Stored data entries:
╔══

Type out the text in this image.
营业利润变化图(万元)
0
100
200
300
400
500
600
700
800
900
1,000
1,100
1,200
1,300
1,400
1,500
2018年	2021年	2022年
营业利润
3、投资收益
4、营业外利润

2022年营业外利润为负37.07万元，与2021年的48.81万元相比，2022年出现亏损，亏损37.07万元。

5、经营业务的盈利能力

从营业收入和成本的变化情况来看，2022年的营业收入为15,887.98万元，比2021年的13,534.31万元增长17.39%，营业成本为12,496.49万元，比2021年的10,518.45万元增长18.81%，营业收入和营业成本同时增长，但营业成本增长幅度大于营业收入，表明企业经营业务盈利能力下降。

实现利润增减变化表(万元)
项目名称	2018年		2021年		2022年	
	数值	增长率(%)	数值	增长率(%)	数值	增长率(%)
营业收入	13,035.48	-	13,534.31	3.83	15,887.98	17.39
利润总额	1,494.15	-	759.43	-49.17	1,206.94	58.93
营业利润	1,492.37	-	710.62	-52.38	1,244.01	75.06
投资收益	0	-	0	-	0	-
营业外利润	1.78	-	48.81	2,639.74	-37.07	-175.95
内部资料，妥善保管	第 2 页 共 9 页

╚══

◆ AIM OF THE EXERCISE: In this exercise, repeat all entries exactly.

◆ SOLUTION FOR THIS EXERCISE:
Type out the text in this image.
营业利润变化图(万元)
0
100
200
300
400
500
600
700
800
900
1,000
1,100
1,200
1,300
1,400
1,500
2018年	2021年	2022年
营业利润
3、投资收益
4、营业外利润

2022年营业外利润为负37.07万元，与2021年的48.81万元相比，2022年出现亏损，亏损37.07万元。

5、经营业务的盈利能力

从营业收入和成本的变化情况来看，2022年的营业收入为15,887.98万元，比2021年的13,534.31万元增长17.39%，营业成本为12,496.49万元，比2021年的10,518.45万元增长18.81%，营业收入和营业成本同时增长，但营业成本增长幅度大于营业收入，表明企业经营业务盈利能力下降。

实现利润增减变化表(万元)
项目名称	2018年		2021年		2022年	
	数值	增长率(%)	数值	增长率(%)	数值	增长率(%)
营业收入	13,035.48	-	13,534.31	3.83	15,887.98	17.39
利润总额	1,494.15	-	759.43	-49.17	1,206.94	58.93
营业利润	1,492.37	-	710.62	-52.38	1,244.01	75.06
投资收益	0	-	0	-	0	-
营业外利润	1.78	-	48.81	2,639.74	-37.07	-175.95
内部资料，妥善保管	第 2 页 共 9 页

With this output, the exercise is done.